TO BE DONE
In your copy, reproduce the entries exactly as they are, minus the images.

BEGIN MATERIAL FOR THIS TASK

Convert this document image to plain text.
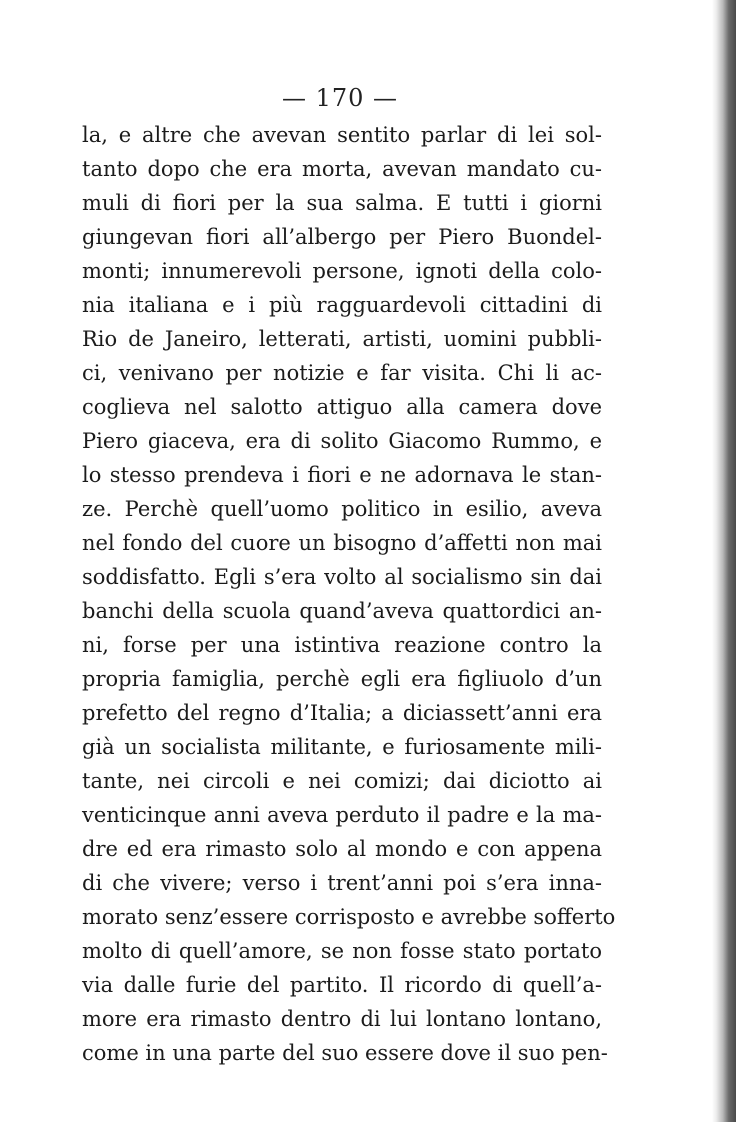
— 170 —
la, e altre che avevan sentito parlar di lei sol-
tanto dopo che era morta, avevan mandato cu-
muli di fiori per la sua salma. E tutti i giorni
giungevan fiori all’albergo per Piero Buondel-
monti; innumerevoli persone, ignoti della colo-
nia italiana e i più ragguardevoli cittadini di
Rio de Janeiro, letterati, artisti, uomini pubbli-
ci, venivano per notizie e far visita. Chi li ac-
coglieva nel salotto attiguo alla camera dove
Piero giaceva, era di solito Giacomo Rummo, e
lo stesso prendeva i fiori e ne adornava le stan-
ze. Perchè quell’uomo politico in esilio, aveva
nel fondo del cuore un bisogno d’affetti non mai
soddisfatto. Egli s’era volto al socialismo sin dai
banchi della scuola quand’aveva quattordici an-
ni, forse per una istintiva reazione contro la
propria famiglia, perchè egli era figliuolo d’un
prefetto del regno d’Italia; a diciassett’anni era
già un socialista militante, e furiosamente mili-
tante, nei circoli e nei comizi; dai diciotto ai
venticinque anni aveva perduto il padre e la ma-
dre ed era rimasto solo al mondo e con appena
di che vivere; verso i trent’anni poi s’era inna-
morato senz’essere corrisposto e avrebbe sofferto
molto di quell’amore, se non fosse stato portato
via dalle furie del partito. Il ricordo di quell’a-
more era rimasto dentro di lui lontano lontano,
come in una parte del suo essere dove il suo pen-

END MATERIAL FOR THIS TASK

ANSWER TO THIS EXERCISE
Convert this document image to plain text.
— 170 —
la, e altre che avevan sentito parlar di lei sol-
tanto dopo che era morta, avevan mandato cu-
muli di fiori per la sua salma. E tutti i giorni
giungevan fiori all’albergo per Piero Buondel-
monti; innumerevoli persone, ignoti della colo-
nia italiana e i più ragguardevoli cittadini di
Rio de Janeiro, letterati, artisti, uomini pubbli-
ci, venivano per notizie e far visita. Chi li ac-
coglieva nel salotto attiguo alla camera dove
Piero giaceva, era di solito Giacomo Rummo, e
lo stesso prendeva i fiori e ne adornava le stan-
ze. Perchè quell’uomo politico in esilio, aveva
nel fondo del cuore un bisogno d’affetti non mai
soddisfatto. Egli s’era volto al socialismo sin dai
banchi della scuola quand’aveva quattordici an-
ni, forse per una istintiva reazione contro la
propria famiglia, perchè egli era figliuolo d’un
prefetto del regno d’Italia; a diciassett’anni era
già un socialista militante, e furiosamente mili-
tante, nei circoli e nei comizi; dai diciotto ai
venticinque anni aveva perduto il padre e la ma-
dre ed era rimasto solo al mondo e con appena
di che vivere; verso i trent’anni poi s’era inna-
morato senz’essere corrisposto e avrebbe sofferto
molto di quell’amore, se non fosse stato portato
via dalle furie del partito. Il ricordo di quell’a-
more era rimasto dentro di lui lontano lontano,
come in una parte del suo essere dove il suo pen-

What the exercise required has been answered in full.